• _Exercise directions_
Restate the full set of records exactly, word for word.
+ + + +
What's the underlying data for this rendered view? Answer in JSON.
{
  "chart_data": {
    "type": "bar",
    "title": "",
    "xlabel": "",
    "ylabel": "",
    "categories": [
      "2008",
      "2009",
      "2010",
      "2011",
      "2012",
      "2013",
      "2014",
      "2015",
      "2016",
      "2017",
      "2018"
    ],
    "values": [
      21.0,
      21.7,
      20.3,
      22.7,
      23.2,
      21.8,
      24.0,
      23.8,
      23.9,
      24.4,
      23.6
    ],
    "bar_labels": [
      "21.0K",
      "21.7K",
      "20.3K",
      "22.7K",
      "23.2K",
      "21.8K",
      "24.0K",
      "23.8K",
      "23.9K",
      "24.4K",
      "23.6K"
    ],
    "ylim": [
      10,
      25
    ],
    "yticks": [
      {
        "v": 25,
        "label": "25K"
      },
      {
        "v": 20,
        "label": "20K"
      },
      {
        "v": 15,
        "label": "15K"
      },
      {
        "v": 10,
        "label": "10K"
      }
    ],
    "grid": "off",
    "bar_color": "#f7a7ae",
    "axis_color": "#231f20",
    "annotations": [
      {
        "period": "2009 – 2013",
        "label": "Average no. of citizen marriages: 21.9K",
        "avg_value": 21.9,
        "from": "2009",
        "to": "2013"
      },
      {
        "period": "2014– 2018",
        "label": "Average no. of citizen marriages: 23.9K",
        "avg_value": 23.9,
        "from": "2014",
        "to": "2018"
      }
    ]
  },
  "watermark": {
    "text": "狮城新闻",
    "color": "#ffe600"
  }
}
+ + + +
• _Exercise solution_
What's the underlying data for this rendered view? Answer in JSON.
{
  "chart_data": {
    "type": "bar",
    "title": "",
    "xlabel": "",
    "ylabel": "",
    "categories": [
      "2008",
      "2009",
      "2010",
      "2011",
      "2012",
      "2013",
      "2014",
      "2015",
      "2016",
      "2017",
      "2018"
    ],
    "values": [
      21.0,
      21.7,
      20.3,
      22.7,
      23.2,
      21.8,
      24.0,
      23.8,
      23.9,
      24.4,
      23.6
    ],
    "bar_labels": [
      "21.0K",
      "21.7K",
      "20.3K",
      "22.7K",
      "23.2K",
      "21.8K",
      "24.0K",
      "23.8K",
      "23.9K",
      "24.4K",
      "23.6K"
    ],
    "ylim": [
      10,
      25
    ],
    "yticks": [
      {
        "v": 25,
        "label": "25K"
      },
      {
        "v": 20,
        "label": "20K"
      },
      {
        "v": 15,
        "label": "15K"
      },
      {
        "v": 10,
        "label": "10K"
      }
    ],
    "grid": "off",
    "bar_color": "#f7a7ae",
    "axis_color": "#231f20",
    "annotations": [
      {
        "period": "2009 – 2013",
        "label": "Average no. of citizen marriages: 21.9K",
        "avg_value": 21.9,
        "from": "2009",
        "to": "2013"
      },
      {
        "period": "2014– 2018",
        "label": "Average no. of citizen marriages: 23.9K",
        "avg_value": 23.9,
        "from": "2014",
        "to": "2018"
      }
    ]
  },
  "watermark": {
    "text": "狮城新闻",
    "color": "#ffe600"
  }
}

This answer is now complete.